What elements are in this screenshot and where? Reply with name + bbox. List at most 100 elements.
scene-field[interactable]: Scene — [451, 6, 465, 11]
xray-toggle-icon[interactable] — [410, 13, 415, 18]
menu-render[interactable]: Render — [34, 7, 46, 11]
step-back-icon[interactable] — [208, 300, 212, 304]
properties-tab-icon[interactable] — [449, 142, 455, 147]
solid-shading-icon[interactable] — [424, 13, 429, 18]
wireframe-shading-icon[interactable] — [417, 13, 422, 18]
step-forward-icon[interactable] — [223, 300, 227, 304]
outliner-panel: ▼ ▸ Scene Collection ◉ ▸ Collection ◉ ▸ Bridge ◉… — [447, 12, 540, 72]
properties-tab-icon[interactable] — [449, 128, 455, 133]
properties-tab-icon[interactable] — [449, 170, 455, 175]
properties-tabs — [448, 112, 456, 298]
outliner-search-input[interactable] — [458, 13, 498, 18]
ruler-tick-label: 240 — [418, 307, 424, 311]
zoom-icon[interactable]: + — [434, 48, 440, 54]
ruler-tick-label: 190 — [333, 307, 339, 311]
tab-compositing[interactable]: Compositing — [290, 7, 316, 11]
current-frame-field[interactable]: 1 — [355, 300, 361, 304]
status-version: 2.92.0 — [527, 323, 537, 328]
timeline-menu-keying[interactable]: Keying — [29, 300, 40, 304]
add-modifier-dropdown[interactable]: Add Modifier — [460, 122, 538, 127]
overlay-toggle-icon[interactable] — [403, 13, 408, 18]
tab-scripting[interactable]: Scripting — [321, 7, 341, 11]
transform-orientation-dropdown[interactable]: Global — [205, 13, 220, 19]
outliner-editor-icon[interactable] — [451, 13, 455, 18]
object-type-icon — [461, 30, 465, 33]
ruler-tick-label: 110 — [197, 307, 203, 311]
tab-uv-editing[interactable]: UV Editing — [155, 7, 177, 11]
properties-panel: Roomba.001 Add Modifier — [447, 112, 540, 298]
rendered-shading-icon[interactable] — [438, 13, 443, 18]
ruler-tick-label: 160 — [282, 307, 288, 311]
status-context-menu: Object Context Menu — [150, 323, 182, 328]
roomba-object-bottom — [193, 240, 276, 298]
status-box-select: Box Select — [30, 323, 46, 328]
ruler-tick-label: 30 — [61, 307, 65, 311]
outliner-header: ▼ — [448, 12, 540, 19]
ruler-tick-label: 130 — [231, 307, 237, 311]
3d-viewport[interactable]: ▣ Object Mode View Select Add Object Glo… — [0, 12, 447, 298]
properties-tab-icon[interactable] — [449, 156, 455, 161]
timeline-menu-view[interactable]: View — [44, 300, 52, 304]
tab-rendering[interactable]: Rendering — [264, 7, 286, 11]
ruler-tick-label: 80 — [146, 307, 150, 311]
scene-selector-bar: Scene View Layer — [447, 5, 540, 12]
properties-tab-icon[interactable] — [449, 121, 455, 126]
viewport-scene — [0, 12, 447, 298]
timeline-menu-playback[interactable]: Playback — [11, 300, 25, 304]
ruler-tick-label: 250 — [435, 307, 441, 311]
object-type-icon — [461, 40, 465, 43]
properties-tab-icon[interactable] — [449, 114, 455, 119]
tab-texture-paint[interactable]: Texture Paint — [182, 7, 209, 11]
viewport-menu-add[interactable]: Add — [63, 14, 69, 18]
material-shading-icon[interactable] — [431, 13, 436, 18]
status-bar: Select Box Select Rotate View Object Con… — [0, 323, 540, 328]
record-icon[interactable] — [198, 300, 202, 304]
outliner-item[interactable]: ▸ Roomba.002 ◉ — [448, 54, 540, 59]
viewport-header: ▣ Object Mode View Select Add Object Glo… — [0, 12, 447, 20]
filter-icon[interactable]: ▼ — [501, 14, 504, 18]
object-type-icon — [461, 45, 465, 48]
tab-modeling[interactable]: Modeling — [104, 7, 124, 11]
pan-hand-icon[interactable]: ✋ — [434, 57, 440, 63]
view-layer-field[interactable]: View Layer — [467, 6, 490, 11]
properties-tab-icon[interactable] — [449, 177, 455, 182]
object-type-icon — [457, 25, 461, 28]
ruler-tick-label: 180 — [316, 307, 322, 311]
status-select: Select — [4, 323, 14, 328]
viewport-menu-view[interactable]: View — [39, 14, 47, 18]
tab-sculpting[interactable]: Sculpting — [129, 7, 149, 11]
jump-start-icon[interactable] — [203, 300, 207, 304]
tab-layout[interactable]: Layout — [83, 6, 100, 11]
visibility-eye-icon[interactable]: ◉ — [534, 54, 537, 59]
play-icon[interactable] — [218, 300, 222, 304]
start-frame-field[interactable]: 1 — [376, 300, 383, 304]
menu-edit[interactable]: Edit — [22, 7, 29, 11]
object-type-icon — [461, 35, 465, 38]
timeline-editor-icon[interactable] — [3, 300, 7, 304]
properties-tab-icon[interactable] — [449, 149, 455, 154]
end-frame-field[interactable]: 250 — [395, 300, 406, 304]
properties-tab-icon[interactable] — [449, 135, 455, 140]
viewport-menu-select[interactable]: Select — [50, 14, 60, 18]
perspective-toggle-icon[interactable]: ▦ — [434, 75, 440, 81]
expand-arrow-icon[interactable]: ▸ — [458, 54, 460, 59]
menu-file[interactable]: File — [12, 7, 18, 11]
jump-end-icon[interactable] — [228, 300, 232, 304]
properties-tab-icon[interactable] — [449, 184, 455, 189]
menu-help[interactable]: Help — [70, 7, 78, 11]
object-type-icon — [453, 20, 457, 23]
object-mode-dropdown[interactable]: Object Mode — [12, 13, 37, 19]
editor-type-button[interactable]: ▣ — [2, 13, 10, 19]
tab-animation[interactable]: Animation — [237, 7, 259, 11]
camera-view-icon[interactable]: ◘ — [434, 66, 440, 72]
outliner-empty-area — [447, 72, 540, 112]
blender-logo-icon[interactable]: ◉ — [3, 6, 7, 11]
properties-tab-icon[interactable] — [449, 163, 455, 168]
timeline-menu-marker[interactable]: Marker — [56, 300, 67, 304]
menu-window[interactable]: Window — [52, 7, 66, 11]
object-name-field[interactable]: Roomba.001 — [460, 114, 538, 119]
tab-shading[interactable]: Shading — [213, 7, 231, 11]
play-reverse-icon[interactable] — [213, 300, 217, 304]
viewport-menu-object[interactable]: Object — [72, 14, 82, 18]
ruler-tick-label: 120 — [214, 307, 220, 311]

....

#### Instructions for the task
Reproduce the data above, swapping every occurrence of "ruler-tick-label" for "frame-tick-label" and keeping everything else unchanged.

#### The answer
What elements are in this screenshot and where? Reply with name + bbox. List at most 100 elements.
scene-field[interactable]: Scene — [451, 6, 465, 11]
xray-toggle-icon[interactable] — [410, 13, 415, 18]
menu-render[interactable]: Render — [34, 7, 46, 11]
step-back-icon[interactable] — [208, 300, 212, 304]
properties-tab-icon[interactable] — [449, 142, 455, 147]
solid-shading-icon[interactable] — [424, 13, 429, 18]
wireframe-shading-icon[interactable] — [417, 13, 422, 18]
step-forward-icon[interactable] — [223, 300, 227, 304]
outliner-panel: ▼ ▸ Scene Collection ◉ ▸ Collection ◉ ▸ Bridge ◉… — [447, 12, 540, 72]
properties-tab-icon[interactable] — [449, 128, 455, 133]
properties-tab-icon[interactable] — [449, 170, 455, 175]
properties-tabs — [448, 112, 456, 298]
outliner-search-input[interactable] — [458, 13, 498, 18]
frame-tick-label: 240 — [418, 307, 424, 311]
zoom-icon[interactable]: + — [434, 48, 440, 54]
frame-tick-label: 190 — [333, 307, 339, 311]
tab-compositing[interactable]: Compositing — [290, 7, 316, 11]
current-frame-field[interactable]: 1 — [355, 300, 361, 304]
status-version: 2.92.0 — [527, 323, 537, 328]
timeline-menu-keying[interactable]: Keying — [29, 300, 40, 304]
add-modifier-dropdown[interactable]: Add Modifier — [460, 122, 538, 127]
overlay-toggle-icon[interactable] — [403, 13, 408, 18]
tab-scripting[interactable]: Scripting — [321, 7, 341, 11]
transform-orientation-dropdown[interactable]: Global — [205, 13, 220, 19]
outliner-editor-icon[interactable] — [451, 13, 455, 18]
object-type-icon — [461, 30, 465, 33]
frame-tick-label: 110 — [197, 307, 203, 311]
tab-uv-editing[interactable]: UV Editing — [155, 7, 177, 11]
properties-panel: Roomba.001 Add Modifier — [447, 112, 540, 298]
rendered-shading-icon[interactable] — [438, 13, 443, 18]
frame-tick-label: 160 — [282, 307, 288, 311]
status-context-menu: Object Context Menu — [150, 323, 182, 328]
roomba-object-bottom — [193, 240, 276, 298]
status-box-select: Box Select — [30, 323, 46, 328]
frame-tick-label: 30 — [61, 307, 65, 311]
outliner-header: ▼ — [448, 12, 540, 19]
frame-tick-label: 130 — [231, 307, 237, 311]
3d-viewport[interactable]: ▣ Object Mode View Select Add Object Glo… — [0, 12, 447, 298]
properties-tab-icon[interactable] — [449, 156, 455, 161]
timeline-menu-view[interactable]: View — [44, 300, 52, 304]
tab-rendering[interactable]: Rendering — [264, 7, 286, 11]
frame-tick-label: 80 — [146, 307, 150, 311]
scene-selector-bar: Scene View Layer — [447, 5, 540, 12]
properties-tab-icon[interactable] — [449, 121, 455, 126]
viewport-scene — [0, 12, 447, 298]
timeline-menu-playback[interactable]: Playback — [11, 300, 25, 304]
frame-tick-label: 250 — [435, 307, 441, 311]
object-type-icon — [461, 40, 465, 43]
properties-tab-icon[interactable] — [449, 114, 455, 119]
tab-texture-paint[interactable]: Texture Paint — [182, 7, 209, 11]
viewport-menu-add[interactable]: Add — [63, 14, 69, 18]
material-shading-icon[interactable] — [431, 13, 436, 18]
status-bar: Select Box Select Rotate View Object Con… — [0, 323, 540, 328]
record-icon[interactable] — [198, 300, 202, 304]
outliner-item[interactable]: ▸ Roomba.002 ◉ — [448, 54, 540, 59]
viewport-header: ▣ Object Mode View Select Add Object Glo… — [0, 12, 447, 20]
filter-icon[interactable]: ▼ — [501, 14, 504, 18]
object-type-icon — [461, 45, 465, 48]
tab-modeling[interactable]: Modeling — [104, 7, 124, 11]
pan-hand-icon[interactable]: ✋ — [434, 57, 440, 63]
view-layer-field[interactable]: View Layer — [467, 6, 490, 11]
properties-tab-icon[interactable] — [449, 177, 455, 182]
object-type-icon — [457, 25, 461, 28]
frame-tick-label: 180 — [316, 307, 322, 311]
status-select: Select — [4, 323, 14, 328]
viewport-menu-view[interactable]: View — [39, 14, 47, 18]
tab-sculpting[interactable]: Sculpting — [129, 7, 149, 11]
jump-start-icon[interactable] — [203, 300, 207, 304]
tab-layout[interactable]: Layout — [83, 6, 100, 11]
visibility-eye-icon[interactable]: ◉ — [534, 54, 537, 59]
play-icon[interactable] — [218, 300, 222, 304]
start-frame-field[interactable]: 1 — [376, 300, 383, 304]
menu-edit[interactable]: Edit — [22, 7, 29, 11]
object-type-icon — [461, 35, 465, 38]
timeline-editor-icon[interactable] — [3, 300, 7, 304]
properties-tab-icon[interactable] — [449, 149, 455, 154]
end-frame-field[interactable]: 250 — [395, 300, 406, 304]
properties-tab-icon[interactable] — [449, 135, 455, 140]
viewport-menu-select[interactable]: Select — [50, 14, 60, 18]
perspective-toggle-icon[interactable]: ▦ — [434, 75, 440, 81]
expand-arrow-icon[interactable]: ▸ — [458, 54, 460, 59]
menu-file[interactable]: File — [12, 7, 18, 11]
jump-end-icon[interactable] — [228, 300, 232, 304]
properties-tab-icon[interactable] — [449, 184, 455, 189]
menu-help[interactable]: Help — [70, 7, 78, 11]
object-type-icon — [453, 20, 457, 23]
object-mode-dropdown[interactable]: Object Mode — [12, 13, 37, 19]
editor-type-button[interactable]: ▣ — [2, 13, 10, 19]
tab-animation[interactable]: Animation — [237, 7, 259, 11]
camera-view-icon[interactable]: ◘ — [434, 66, 440, 72]
outliner-empty-area — [447, 72, 540, 112]
blender-logo-icon[interactable]: ◉ — [3, 6, 7, 11]
properties-tab-icon[interactable] — [449, 163, 455, 168]
timeline-menu-marker[interactable]: Marker — [56, 300, 67, 304]
menu-window[interactable]: Window — [52, 7, 66, 11]
object-name-field[interactable]: Roomba.001 — [460, 114, 538, 119]
tab-shading[interactable]: Shading — [213, 7, 231, 11]
play-reverse-icon[interactable] — [213, 300, 217, 304]
viewport-menu-object[interactable]: Object — [72, 14, 82, 18]
frame-tick-label: 120 — [214, 307, 220, 311]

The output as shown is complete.